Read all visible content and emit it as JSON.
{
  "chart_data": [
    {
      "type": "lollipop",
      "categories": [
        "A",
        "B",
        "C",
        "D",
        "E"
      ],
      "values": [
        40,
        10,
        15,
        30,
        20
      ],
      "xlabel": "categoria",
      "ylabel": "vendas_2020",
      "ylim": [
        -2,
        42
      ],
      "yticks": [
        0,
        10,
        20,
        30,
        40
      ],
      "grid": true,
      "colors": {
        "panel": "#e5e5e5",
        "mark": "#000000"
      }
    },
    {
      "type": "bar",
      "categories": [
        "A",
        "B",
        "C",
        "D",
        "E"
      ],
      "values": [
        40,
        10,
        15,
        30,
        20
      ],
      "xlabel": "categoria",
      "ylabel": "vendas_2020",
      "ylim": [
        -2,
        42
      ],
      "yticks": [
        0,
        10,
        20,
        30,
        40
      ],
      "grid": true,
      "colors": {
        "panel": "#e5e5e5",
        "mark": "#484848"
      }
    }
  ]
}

● ● ● ●

- [AIM]:
Output the data above exactly, please, line for line.

- [WORKED ANSWER]:
Read all visible content and emit it as JSON.
{
  "chart_data": [
    {
      "type": "lollipop",
      "categories": [
        "A",
        "B",
        "C",
        "D",
        "E"
      ],
      "values": [
        40,
        10,
        15,
        30,
        20
      ],
      "xlabel": "categoria",
      "ylabel": "vendas_2020",
      "ylim": [
        -2,
        42
      ],
      "yticks": [
        0,
        10,
        20,
        30,
        40
      ],
      "grid": true,
      "colors": {
        "panel": "#e5e5e5",
        "mark": "#000000"
      }
    },
    {
      "type": "bar",
      "categories": [
        "A",
        "B",
        "C",
        "D",
        "E"
      ],
      "values": [
        40,
        10,
        15,
        30,
        20
      ],
      "xlabel": "categoria",
      "ylabel": "vendas_2020",
      "ylim": [
        -2,
        42
      ],
      "yticks": [
        0,
        10,
        20,
        30,
        40
      ],
      "grid": true,
      "colors": {
        "panel": "#e5e5e5",
        "mark": "#484848"
      }
    }
  ]
}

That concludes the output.